::: Given records :::
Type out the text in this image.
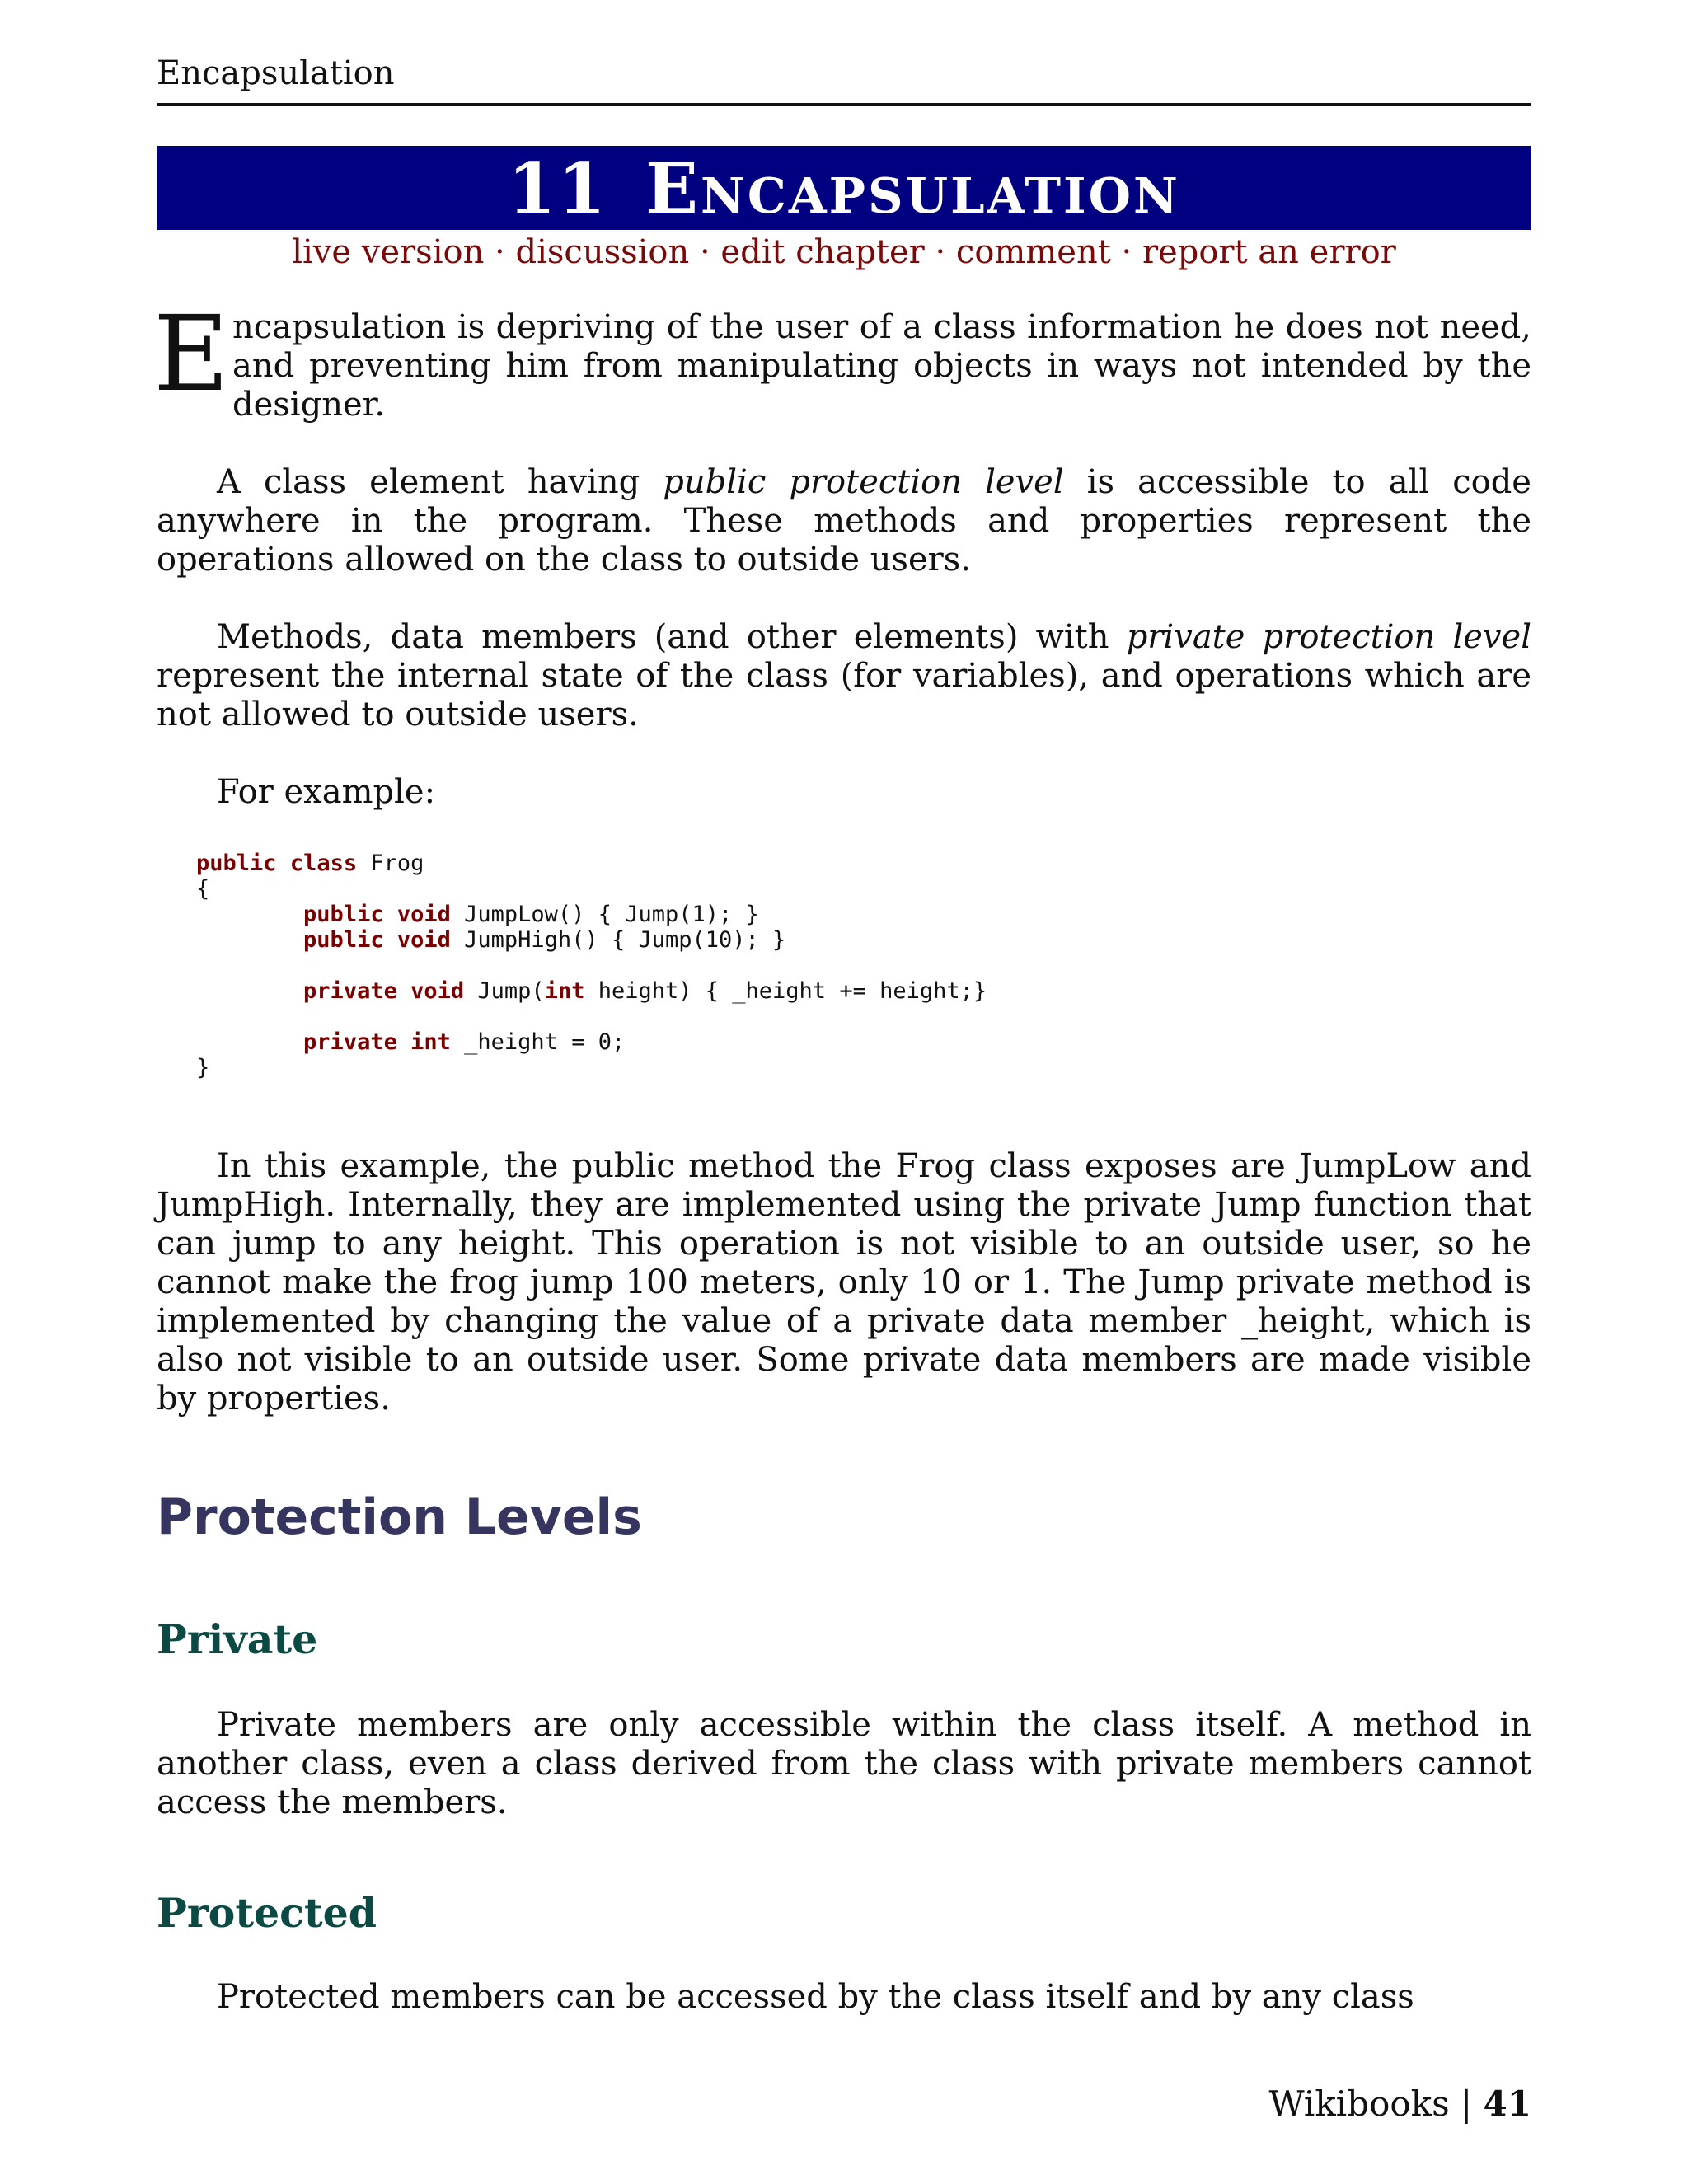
Encapsulation
11 Encapsulation
live version · discussion · edit chapter · comment · report an error
Encapsulation is depriving of the user of a class information he does not need, and preventing him from manipulating objects in ways not intended by the designer.
A class element having public protection level is accessible to all code anywhere in the program. These methods and properties represent the operations allowed on the class to outside users.
Methods, data members (and other elements) with private protection level represent the internal state of the class (for variables), and operations which are not allowed to outside users.
For example:
public class Frog
{
public void JumpLow() { Jump(1); }
public void JumpHigh() { Jump(10); }

private void Jump(int height) { _height += height;}

private int _height = 0;
}
In this example, the public method the Frog class exposes are JumpLow and JumpHigh. Internally, they are implemented using the private Jump function that can jump to any height. This operation is not visible to an outside user, so he cannot make the frog jump 100 meters, only 10 or 1. The Jump private method is implemented by changing the value of a private data member _height, which is also not visible to an outside user. Some private data members are made visible by properties.
Protection Levels
Private
Private members are only accessible within the class itself. A method in another class, even a class derived from the class with private members cannot access the members.
Protected
Protected members can be accessed by the class itself and by any class
Wikibooks | 41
:::
*Given problem*: Reproduce the records, all of them, word for word; omit the pictures.

*Correct response*:
Type out the text in this image.
Encapsulation
11 Encapsulation
live version · discussion · edit chapter · comment · report an error
Encapsulation is depriving of the user of a class information he does not need, and preventing him from manipulating objects in ways not intended by the designer.
A class element having public protection level is accessible to all code anywhere in the program. These methods and properties represent the operations allowed on the class to outside users.
Methods, data members (and other elements) with private protection level represent the internal state of the class (for variables), and operations which are not allowed to outside users.
For example:
public class Frog
{
public void JumpLow() { Jump(1); }
public void JumpHigh() { Jump(10); }

private void Jump(int height) { _height += height;}

private int _height = 0;
}
In this example, the public method the Frog class exposes are JumpLow and JumpHigh. Internally, they are implemented using the private Jump function that can jump to any height. This operation is not visible to an outside user, so he cannot make the frog jump 100 meters, only 10 or 1. The Jump private method is implemented by changing the value of a private data member _height, which is also not visible to an outside user. Some private data members are made visible by properties.
Protection Levels
Private
Private members are only accessible within the class itself. A method in another class, even a class derived from the class with private members cannot access the members.
Protected
Protected members can be accessed by the class itself and by any class
Wikibooks | 41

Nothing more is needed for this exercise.